• PROMPT:
Go through the material below and copy each line where the word "image" appears.

• PROVIDED DATA:
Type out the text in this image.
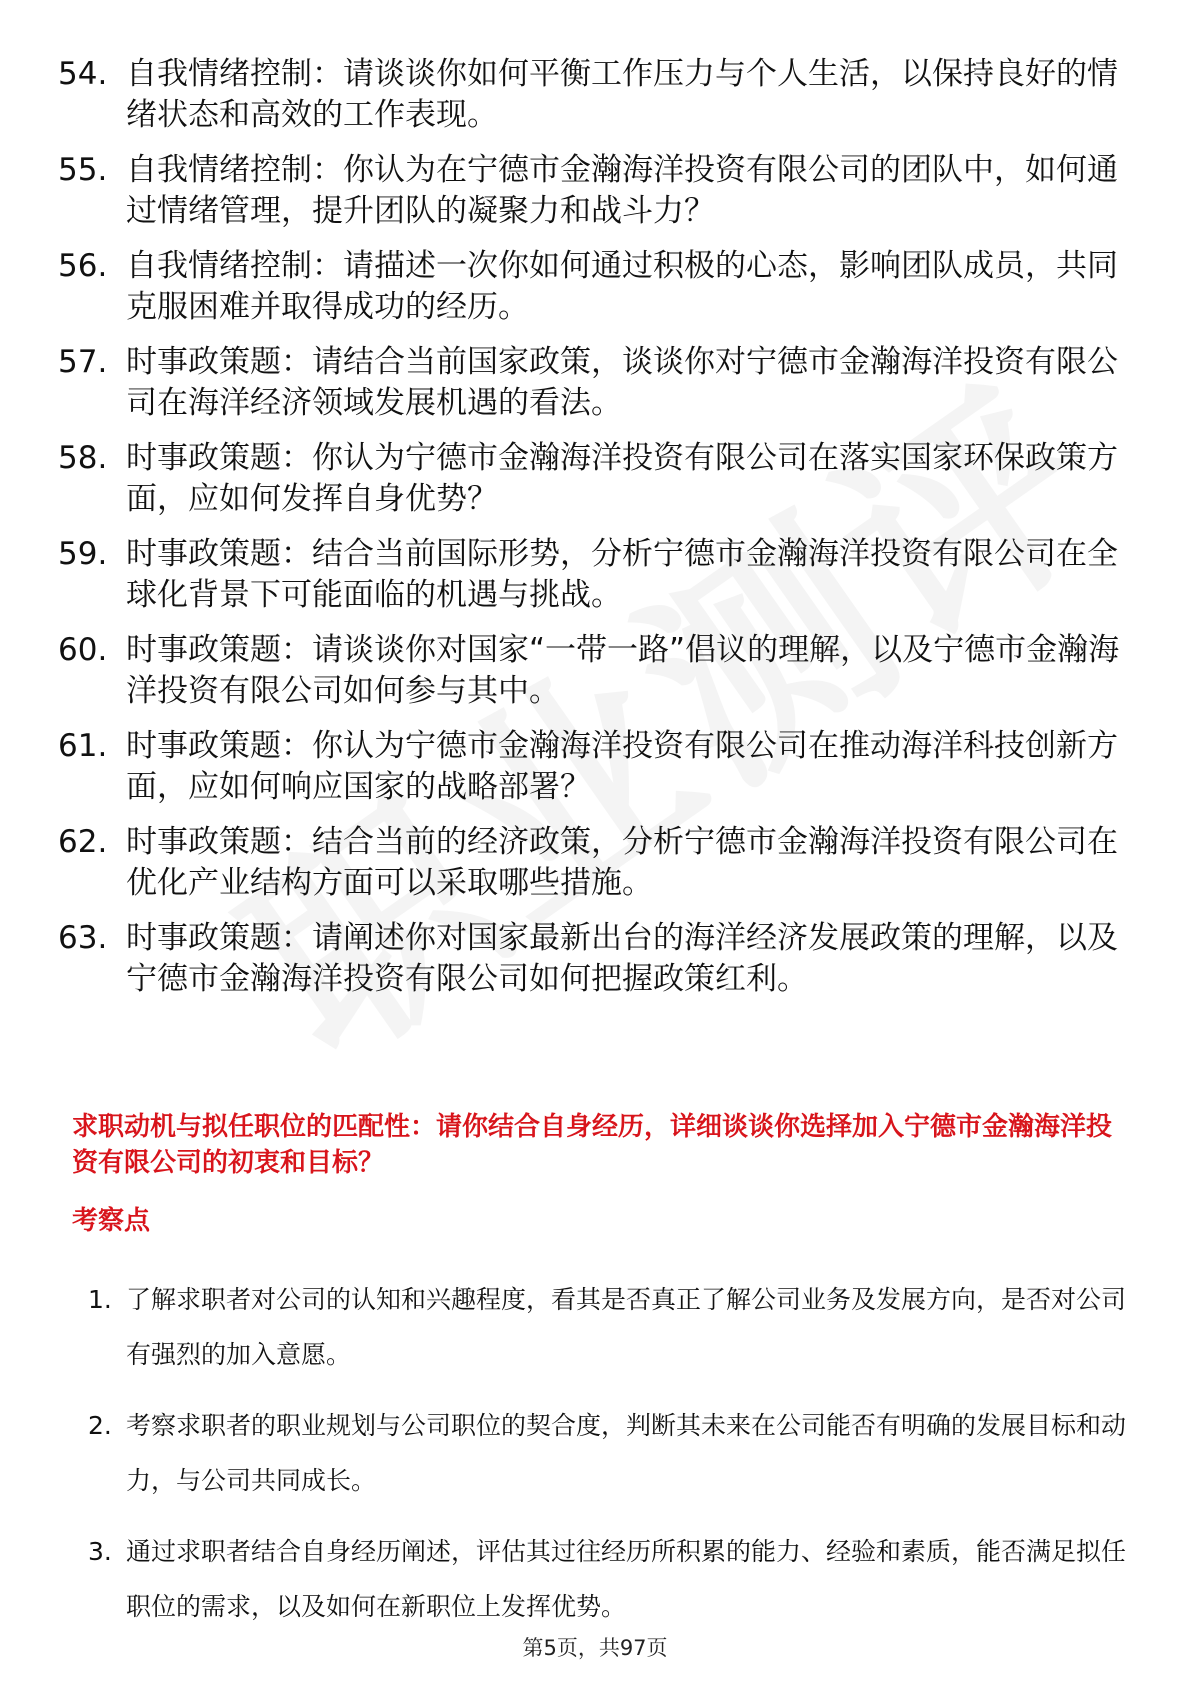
54. 自我情绪控制：请谈谈你如何平衡工作压力与个人生活，以保持良好的情绪状态和高效的工作表现。
55. 自我情绪控制：你认为在宁德市金瀚海洋投资有限公司的团队中，如何通过情绪管理，提升团队的凝聚力和战斗力？
56. 自我情绪控制：请描述一次你如何通过积极的心态，影响团队成员，共同克服困难并取得成功的经历。
57. 时事政策题：请结合当前国家政策，谈谈你对宁德市金瀚海洋投资有限公司在海洋经济领域发展机遇的看法。
58. 时事政策题：你认为宁德市金瀚海洋投资有限公司在落实国家环保政策方面，应如何发挥自身优势？
59. 时事政策题：结合当前国际形势，分析宁德市金瀚海洋投资有限公司在全球化背景下可能面临的机遇与挑战。
60. 时事政策题：请谈谈你对国家“一带一路”倡议的理解，以及宁德市金瀚海洋投资有限公司如何参与其中。
61. 时事政策题：你认为宁德市金瀚海洋投资有限公司在推动海洋科技创新方面，应如何响应国家的战略部署？
62. 时事政策题：结合当前的经济政策，分析宁德市金瀚海洋投资有限公司在优化产业结构方面可以采取哪些措施。
63. 时事政策题：请阐述你对国家最新出台的海洋经济发展政策的理解，以及宁德市金瀚海洋投资有限公司如何把握政策红利。
求职动机与拟任职位的匹配性：请你结合自身经历，详细谈谈你选择加入宁德市金瀚海洋投资有限公司的初衷和目标？
考察点
1. 了解求职者对公司的认知和兴趣程度，看其是否真正了解公司业务及发展方向，是否对公司有强烈的加入意愿。
2. 考察求职者的职业规划与公司职位的契合度，判断其未来在公司能否有明确的发展目标和动力，与公司共同成长。
3. 通过求职者结合自身经历阐述，评估其过往经历所积累的能力、经验和素质，能否满足拟任职位的需求，以及如何在新职位上发挥优势。
第5页，共97页
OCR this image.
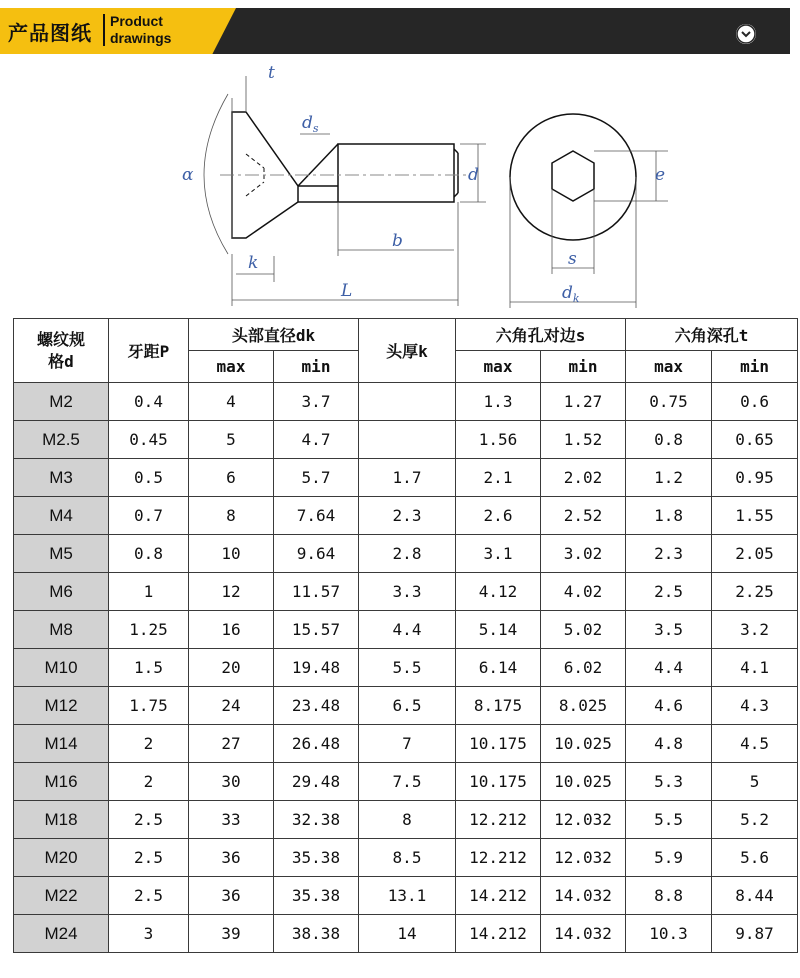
产品图纸 Product
drawings
t
$d_s$
α	d
b
k
L
e
s
$d_k$
螺纹规
格d	牙距P	头部直径dk		头厚k	六角孔对边s		六角深孔t	
		max	min		max	min	max	min
M2	0.4	4	3.7		1.3	1.27	0.75	0.6
M2.5	0.45	5	4.7		1.56	1.52	0.8	0.65
M3	0.5	6	5.7	1.7	2.1	2.02	1.2	0.95
M4	0.7	8	7.64	2.3	2.6	2.52	1.8	1.55
M5	0.8	10	9.64	2.8	3.1	3.02	2.3	2.05
M6	1	12	11.57	3.3	4.12	4.02	2.5	2.25
M8	1.25	16	15.57	4.4	5.14	5.02	3.5	3.2
M10	1.5	20	19.48	5.5	6.14	6.02	4.4	4.1
M12	1.75	24	23.48	6.5	8.175	8.025	4.6	4.3
M14	2	27	26.48	7	10.175	10.025	4.8	4.5
M16	2	30	29.48	7.5	10.175	10.025	5.3	5
M18	2.5	33	32.38	8	12.212	12.032	5.5	5.2
M20	2.5	36	35.38	8.5	12.212	12.032	5.9	5.6
M22	2.5	36	35.38	13.1	14.212	14.032	8.8	8.44
M24	3	39	38.38	14	14.212	14.032	10.3	9.87
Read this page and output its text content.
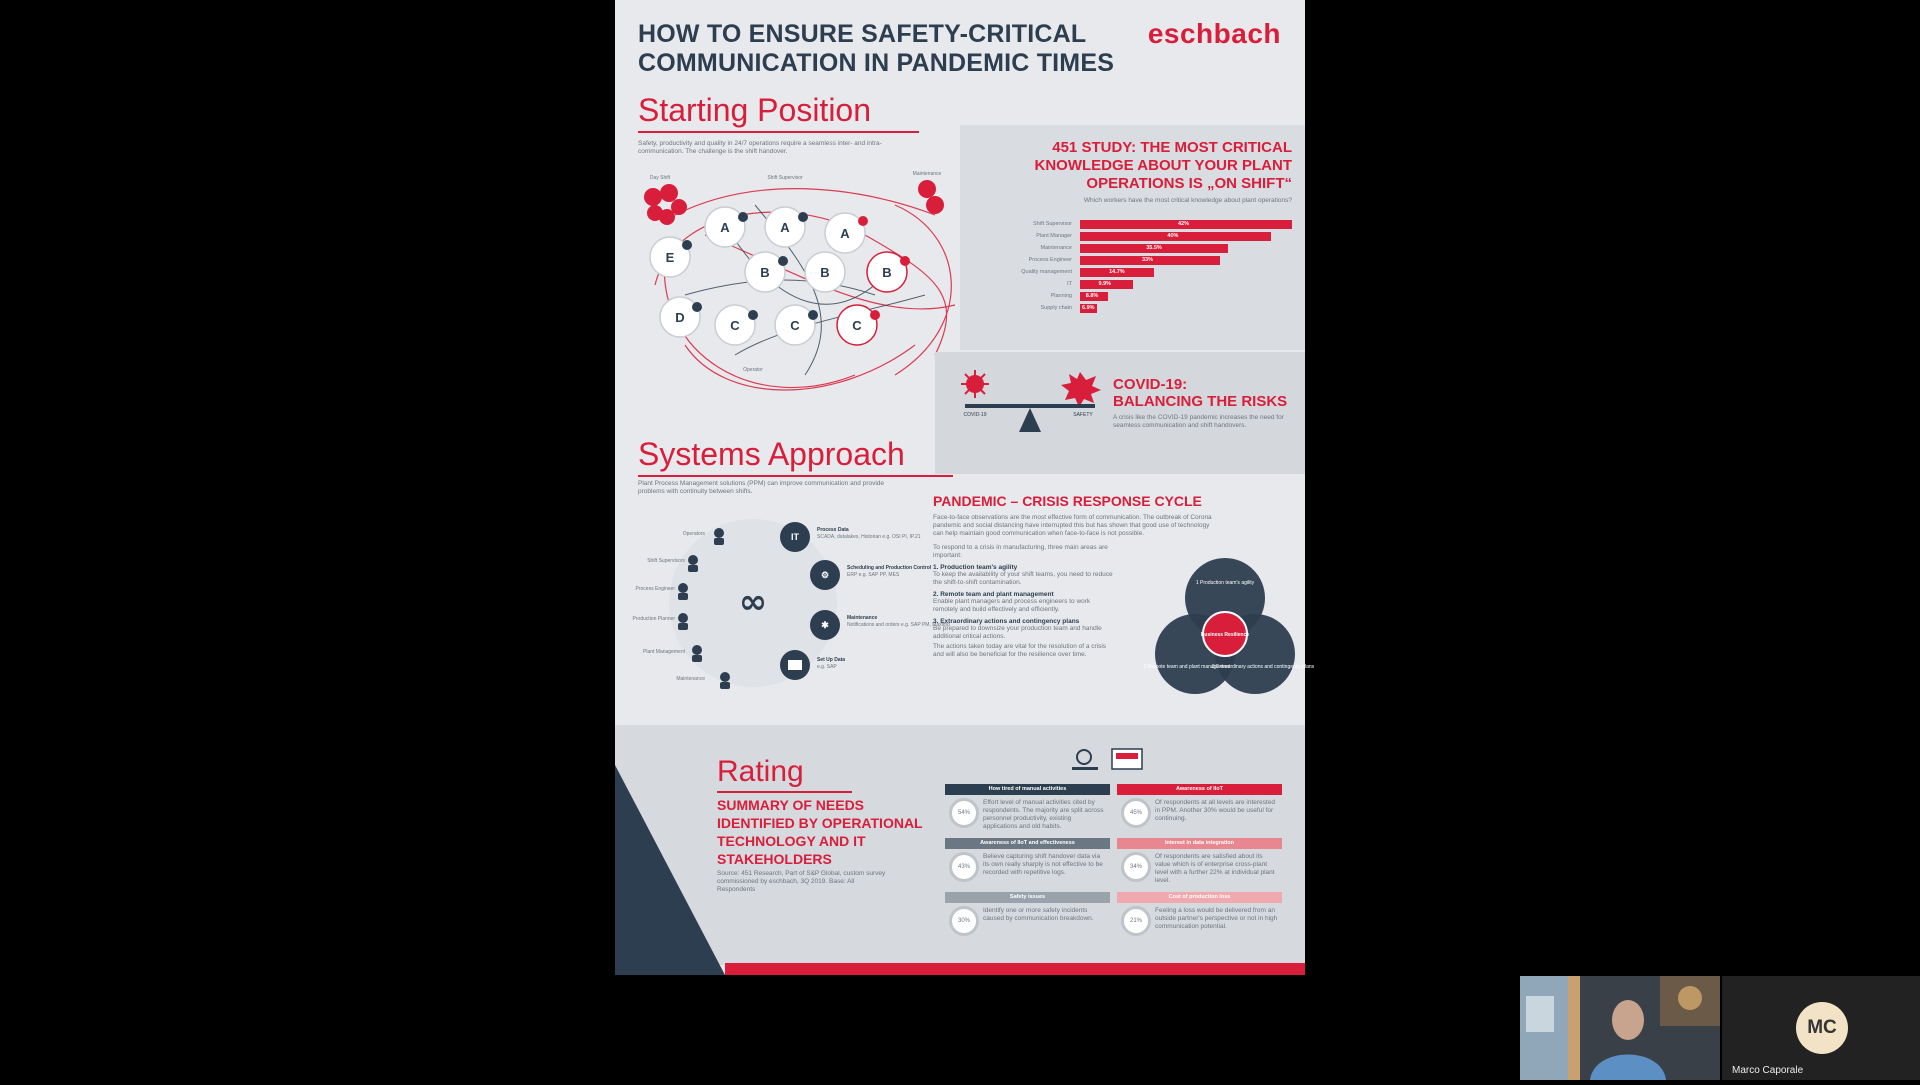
HOW TO ENSURE SAFETY-CRITICAL
COMMUNICATION IN PANDEMIC TIMES
eschbach
Starting Position
Safety, productivity and quality in 24/7 operations require a seamless inter- and intra-communication. The challenge is the shift handover.
A	A	A
E
B	B	B
D
C	C	C
Day Shift	Shift Supervisor
Maintenance
Operator
451 STUDY: THE MOST CRITICAL KNOWLEDGE ABOUT YOUR PLANT OPERATIONS IS „ON SHIFT“
Which workers have the most critical knowledge about plant operations?
Shift Supervisor	42%
Plant Manager	40%
Maintenance	35.5%
Process Engineer	33%
Quality management	14.7%
IT	9.9%
Planning	8.8%
Supply chain 6.9%
COVID-19	SAFETY
COVID-19:
BALANCING THE RISKS
A crisis like the COVID-19 pandemic increases the need for seamless communication and shift handovers.
Systems Approach
Plant Process Management solutions (PPM) can improve communication and provide problems with continuity between shifts.
∞
Operators
Shift Supervisors
Process Engineer
Production Planner
Plant Management
Maintenance
IT
⚙
✱
Process Data
SCADA, datalakes, Historian e.g. OSI PI, IP.21
Scheduling and Production Control
ERP e.g. SAP PP, MES
Maintenance
Notifications and orders e.g. SAP PM, Maximo
Set Up Data
e.g. SAP
PANDEMIC – CRISIS RESPONSE CYCLE
Face-to-face observations are the most effective form of communication. The outbreak of Corona pandemic and social distancing have interrupted this but has shown that good use of technology can help maintain good communication when face-to-face is not possible.
To respond to a crisis in manufacturing, three main areas are important:
1. Production team's agility
To keep the availability of your shift teams, you need to reduce the shift-to-shift contamination.
2. Remote team and plant management
Enable plant managers and process engineers to work remotely and build effectively and efficiently.
3. Extraordinary actions and contingency plans
Be prepared to downsize your production team and handle additional critical actions.
The actions taken today are vital for the resolution of a crisis and will also be beneficial for the resilience over time.
1 Production team's agility
2 Remote team and plant management
3 Extraordinary actions and contingency plans
Business Resilience
Rating
SUMMARY OF NEEDS IDENTIFIED BY OPERATIONAL TECHNOLOGY AND IT STAKEHOLDERS
Source: 451 Research, Part of S&P Global, custom survey commissioned by eschbach, 3Q 2019. Base: All Respondents
How tired of manual activities
54%
Effort level of manual activities cited by respondents. The majority are split across personnel productivity, existing applications and old habits.
Awareness of IIoT
45%
Of respondents at all levels are interested in PPM. Another 30% would be useful for continuing.
Awareness of IIoT and effectiveness
43%
Believe capturing shift handover data via its own really sharply is not effective to be recorded with repetitive logs.
Interest in data integration
34%
Of respondents are satisfied about its value which is of enterprise cross-plant level with a further 22% at individual plant level.
Safety issues
30%
Identify one or more safety incidents caused by communication breakdown.
Cost of production loss
21%
Feeling a loss would be delivered from an outside partner's perspective or not in high communication potential.
MC
Marco Caporale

• PROBLEM SOLUTION:
Type out the text in this image.
OCR this image.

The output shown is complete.